Gather all lines in the data that hold the string "this".

- **Records to process**
------------------------------------------------------------

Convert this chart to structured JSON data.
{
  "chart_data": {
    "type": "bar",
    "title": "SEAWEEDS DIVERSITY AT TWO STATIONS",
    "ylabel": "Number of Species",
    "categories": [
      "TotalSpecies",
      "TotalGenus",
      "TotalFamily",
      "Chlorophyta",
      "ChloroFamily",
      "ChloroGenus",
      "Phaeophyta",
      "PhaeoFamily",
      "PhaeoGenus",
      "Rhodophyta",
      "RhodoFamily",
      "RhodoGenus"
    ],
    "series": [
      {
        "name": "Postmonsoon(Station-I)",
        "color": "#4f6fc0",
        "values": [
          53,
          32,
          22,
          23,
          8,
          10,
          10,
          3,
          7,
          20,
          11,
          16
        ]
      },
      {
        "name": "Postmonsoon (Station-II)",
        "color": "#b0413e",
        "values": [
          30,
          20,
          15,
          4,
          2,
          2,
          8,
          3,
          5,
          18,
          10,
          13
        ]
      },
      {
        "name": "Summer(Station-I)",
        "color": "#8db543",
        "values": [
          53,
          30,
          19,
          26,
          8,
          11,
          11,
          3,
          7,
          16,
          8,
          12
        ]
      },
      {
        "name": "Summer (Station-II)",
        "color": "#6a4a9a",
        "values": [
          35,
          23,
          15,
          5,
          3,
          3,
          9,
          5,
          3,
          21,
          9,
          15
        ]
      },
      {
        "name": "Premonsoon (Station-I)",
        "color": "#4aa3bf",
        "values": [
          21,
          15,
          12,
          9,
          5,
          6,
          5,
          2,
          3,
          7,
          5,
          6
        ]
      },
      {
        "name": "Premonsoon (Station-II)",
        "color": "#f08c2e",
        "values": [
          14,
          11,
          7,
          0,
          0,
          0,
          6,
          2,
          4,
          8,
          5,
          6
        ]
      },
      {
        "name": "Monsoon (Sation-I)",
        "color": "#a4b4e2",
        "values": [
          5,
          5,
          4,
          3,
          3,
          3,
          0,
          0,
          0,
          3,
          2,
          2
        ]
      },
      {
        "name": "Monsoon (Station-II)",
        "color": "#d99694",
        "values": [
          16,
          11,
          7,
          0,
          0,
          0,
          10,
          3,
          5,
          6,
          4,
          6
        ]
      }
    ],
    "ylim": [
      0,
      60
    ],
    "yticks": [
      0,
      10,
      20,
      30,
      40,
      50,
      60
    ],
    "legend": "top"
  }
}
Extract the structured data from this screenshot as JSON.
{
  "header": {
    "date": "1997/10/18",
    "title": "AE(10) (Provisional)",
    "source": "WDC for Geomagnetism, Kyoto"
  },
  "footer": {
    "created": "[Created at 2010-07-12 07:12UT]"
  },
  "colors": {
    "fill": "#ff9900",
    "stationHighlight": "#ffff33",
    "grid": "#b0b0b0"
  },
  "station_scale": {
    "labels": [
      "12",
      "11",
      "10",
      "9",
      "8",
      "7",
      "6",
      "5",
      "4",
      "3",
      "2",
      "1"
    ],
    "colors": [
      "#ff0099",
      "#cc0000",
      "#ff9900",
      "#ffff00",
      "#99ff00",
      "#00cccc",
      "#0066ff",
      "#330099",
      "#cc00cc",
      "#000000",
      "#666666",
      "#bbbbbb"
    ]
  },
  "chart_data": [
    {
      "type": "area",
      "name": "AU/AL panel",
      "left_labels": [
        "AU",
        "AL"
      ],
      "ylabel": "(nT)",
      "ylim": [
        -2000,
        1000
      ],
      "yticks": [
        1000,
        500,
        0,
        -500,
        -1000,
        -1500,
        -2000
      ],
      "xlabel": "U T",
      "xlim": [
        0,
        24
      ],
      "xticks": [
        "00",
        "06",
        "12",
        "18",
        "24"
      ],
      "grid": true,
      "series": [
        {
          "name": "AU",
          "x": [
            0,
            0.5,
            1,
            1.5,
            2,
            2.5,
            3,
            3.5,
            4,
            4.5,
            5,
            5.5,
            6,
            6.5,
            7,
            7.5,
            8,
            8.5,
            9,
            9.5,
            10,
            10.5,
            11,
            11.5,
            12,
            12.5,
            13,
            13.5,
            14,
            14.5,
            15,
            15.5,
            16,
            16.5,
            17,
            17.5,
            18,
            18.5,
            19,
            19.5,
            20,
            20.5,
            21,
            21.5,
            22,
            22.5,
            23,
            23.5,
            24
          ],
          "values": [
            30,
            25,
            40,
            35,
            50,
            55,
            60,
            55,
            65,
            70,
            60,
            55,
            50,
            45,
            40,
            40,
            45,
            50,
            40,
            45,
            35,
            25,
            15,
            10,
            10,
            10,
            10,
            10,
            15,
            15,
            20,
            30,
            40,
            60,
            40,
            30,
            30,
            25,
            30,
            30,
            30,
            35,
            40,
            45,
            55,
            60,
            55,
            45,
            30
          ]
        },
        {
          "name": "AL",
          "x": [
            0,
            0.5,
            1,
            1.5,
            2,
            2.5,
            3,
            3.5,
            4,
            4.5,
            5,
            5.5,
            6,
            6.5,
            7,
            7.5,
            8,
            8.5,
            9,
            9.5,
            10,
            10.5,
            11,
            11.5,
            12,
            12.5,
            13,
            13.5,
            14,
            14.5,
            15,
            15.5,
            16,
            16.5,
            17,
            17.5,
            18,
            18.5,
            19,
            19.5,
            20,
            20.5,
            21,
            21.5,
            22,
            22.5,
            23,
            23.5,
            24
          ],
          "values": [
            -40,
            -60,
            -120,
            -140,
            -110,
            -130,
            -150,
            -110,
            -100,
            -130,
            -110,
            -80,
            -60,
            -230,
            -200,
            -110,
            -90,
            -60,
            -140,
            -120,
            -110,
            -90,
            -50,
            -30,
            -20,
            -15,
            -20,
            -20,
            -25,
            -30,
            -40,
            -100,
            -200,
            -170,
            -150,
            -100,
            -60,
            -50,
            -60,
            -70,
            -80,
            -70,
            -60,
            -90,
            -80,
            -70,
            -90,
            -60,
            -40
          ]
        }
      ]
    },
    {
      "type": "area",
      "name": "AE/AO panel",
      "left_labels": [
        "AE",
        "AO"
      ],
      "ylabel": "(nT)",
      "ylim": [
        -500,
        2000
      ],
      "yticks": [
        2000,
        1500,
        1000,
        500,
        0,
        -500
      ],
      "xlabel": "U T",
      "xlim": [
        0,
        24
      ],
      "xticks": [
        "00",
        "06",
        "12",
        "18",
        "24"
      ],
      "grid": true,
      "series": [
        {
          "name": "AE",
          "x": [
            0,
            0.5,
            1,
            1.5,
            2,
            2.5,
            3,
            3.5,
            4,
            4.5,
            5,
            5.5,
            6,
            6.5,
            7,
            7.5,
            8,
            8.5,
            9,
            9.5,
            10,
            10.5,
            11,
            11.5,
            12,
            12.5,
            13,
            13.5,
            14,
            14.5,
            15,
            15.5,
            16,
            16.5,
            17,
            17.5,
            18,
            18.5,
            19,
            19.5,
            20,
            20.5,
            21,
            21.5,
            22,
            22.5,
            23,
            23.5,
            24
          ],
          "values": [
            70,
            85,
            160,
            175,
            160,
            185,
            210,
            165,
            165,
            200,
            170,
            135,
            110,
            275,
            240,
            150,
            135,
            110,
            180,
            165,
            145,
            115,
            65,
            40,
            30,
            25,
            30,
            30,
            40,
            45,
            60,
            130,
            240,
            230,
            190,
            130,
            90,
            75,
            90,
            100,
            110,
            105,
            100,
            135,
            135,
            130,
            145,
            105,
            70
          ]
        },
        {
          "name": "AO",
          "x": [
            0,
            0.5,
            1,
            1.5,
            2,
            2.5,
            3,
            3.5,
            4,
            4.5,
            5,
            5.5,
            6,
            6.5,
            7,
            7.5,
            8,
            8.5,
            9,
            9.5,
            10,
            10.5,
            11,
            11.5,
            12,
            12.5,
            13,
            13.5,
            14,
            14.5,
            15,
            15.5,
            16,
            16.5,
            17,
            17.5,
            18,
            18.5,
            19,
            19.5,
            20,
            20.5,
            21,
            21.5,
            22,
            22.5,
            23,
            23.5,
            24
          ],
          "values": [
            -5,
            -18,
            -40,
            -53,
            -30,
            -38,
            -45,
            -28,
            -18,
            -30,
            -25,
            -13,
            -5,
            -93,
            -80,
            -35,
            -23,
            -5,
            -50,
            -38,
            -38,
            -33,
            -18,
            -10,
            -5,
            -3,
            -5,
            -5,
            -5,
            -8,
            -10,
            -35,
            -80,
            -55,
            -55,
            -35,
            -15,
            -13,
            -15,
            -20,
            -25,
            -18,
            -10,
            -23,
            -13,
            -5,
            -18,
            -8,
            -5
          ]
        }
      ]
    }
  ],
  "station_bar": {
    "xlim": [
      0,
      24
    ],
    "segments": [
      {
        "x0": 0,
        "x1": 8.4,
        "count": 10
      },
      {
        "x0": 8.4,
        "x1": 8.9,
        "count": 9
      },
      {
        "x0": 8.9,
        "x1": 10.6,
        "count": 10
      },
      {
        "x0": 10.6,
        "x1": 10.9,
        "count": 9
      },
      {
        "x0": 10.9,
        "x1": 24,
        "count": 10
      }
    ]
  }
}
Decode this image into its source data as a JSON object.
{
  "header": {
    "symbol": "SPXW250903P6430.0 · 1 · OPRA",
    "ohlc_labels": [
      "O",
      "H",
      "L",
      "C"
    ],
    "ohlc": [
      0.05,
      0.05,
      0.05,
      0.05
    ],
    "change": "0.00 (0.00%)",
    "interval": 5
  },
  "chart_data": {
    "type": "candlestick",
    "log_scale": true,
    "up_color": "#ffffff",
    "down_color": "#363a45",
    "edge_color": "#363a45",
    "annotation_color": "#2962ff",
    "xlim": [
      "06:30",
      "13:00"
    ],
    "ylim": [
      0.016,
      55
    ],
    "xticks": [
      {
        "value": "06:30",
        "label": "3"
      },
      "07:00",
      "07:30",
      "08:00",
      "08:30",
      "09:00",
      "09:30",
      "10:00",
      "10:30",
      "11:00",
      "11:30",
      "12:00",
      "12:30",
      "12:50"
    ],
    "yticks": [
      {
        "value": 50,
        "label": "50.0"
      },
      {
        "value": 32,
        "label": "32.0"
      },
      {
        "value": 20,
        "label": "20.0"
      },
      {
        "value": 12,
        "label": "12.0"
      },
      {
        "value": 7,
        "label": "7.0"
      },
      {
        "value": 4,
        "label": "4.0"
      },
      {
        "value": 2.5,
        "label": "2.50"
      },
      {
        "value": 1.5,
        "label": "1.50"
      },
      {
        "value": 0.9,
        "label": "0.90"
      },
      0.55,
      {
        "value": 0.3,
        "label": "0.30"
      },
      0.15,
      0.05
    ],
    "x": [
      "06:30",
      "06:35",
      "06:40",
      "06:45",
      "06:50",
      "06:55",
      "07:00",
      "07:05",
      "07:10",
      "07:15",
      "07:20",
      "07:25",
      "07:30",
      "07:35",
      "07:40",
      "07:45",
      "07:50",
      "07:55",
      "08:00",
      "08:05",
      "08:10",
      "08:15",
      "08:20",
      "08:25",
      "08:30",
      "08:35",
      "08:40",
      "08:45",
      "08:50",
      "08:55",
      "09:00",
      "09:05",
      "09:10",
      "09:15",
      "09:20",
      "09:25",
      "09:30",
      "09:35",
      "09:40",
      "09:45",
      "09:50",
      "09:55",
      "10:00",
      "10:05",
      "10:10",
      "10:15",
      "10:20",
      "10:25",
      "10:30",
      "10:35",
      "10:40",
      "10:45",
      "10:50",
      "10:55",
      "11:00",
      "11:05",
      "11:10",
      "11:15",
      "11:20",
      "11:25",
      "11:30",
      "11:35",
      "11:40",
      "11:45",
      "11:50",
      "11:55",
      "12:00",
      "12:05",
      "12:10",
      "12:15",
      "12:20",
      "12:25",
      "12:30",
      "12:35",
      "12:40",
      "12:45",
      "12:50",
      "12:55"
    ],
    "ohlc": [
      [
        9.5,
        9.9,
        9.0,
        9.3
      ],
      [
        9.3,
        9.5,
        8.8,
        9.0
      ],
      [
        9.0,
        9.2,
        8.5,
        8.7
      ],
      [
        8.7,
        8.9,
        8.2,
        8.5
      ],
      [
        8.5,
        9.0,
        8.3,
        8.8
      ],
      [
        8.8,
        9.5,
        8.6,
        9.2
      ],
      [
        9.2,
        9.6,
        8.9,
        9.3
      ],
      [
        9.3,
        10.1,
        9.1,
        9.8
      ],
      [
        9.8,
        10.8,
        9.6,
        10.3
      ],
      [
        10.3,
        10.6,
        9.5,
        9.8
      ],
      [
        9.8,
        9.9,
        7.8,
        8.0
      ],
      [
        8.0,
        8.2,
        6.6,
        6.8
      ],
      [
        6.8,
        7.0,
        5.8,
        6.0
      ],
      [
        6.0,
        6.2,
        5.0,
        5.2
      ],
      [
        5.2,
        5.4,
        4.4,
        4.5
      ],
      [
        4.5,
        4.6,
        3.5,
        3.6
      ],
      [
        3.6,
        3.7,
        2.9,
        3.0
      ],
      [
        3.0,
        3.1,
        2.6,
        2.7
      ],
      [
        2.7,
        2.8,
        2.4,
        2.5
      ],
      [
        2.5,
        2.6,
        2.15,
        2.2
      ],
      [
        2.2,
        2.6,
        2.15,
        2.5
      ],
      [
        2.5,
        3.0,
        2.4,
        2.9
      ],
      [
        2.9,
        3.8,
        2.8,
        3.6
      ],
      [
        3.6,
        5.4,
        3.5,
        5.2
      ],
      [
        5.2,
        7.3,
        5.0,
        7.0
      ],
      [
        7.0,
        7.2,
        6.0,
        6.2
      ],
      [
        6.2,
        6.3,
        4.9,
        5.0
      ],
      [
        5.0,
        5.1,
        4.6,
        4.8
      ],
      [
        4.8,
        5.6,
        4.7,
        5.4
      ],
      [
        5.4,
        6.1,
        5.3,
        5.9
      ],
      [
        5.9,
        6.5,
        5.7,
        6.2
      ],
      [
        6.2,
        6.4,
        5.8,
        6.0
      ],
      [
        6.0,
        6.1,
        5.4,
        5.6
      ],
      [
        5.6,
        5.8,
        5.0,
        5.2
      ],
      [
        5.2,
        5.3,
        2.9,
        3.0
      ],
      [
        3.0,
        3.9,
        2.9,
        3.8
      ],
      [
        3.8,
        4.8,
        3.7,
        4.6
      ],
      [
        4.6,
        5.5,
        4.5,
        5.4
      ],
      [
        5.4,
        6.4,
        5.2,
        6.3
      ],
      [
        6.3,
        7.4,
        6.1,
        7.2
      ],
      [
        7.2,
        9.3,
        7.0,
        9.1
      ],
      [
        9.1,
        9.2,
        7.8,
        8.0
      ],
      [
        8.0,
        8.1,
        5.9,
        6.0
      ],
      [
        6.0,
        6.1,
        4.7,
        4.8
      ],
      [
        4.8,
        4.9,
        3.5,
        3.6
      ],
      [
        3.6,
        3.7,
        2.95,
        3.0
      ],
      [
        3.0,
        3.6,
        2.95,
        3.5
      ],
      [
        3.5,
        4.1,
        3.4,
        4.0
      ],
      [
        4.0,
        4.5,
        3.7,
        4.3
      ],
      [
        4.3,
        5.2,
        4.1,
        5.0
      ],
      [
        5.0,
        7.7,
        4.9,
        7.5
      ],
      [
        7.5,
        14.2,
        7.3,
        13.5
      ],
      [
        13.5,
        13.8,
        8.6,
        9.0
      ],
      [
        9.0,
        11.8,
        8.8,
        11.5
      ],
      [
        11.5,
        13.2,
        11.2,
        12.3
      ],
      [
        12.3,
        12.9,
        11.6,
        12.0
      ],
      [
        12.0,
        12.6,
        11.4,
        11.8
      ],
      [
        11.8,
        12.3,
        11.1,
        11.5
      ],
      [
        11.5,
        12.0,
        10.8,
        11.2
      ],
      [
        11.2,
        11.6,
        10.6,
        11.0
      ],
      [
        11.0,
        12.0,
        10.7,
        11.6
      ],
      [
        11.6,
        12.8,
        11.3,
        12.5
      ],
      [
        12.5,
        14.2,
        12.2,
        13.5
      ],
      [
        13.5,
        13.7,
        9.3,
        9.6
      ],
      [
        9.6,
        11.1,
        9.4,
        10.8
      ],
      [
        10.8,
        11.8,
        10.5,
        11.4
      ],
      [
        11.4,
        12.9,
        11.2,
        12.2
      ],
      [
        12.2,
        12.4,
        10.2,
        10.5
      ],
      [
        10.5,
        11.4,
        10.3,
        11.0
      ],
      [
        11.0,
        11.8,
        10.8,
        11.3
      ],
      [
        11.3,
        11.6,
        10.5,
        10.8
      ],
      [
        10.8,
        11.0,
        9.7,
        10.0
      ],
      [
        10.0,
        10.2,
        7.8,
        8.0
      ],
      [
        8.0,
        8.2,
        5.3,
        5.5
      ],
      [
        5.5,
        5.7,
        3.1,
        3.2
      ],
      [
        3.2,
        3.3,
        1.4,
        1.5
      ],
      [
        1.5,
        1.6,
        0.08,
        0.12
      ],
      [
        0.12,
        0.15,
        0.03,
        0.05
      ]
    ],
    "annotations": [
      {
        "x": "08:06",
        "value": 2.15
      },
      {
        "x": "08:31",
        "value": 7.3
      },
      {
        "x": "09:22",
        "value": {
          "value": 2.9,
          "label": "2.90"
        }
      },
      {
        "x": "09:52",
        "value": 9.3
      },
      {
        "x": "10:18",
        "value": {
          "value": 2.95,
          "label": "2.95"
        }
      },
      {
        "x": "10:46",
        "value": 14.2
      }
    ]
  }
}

------------------------------------------------------------

- **Exercise answer**
Convert this chart to structured JSON data.
Extract the structured data from this screenshot as JSON.
Decode this image into its source data as a JSON object.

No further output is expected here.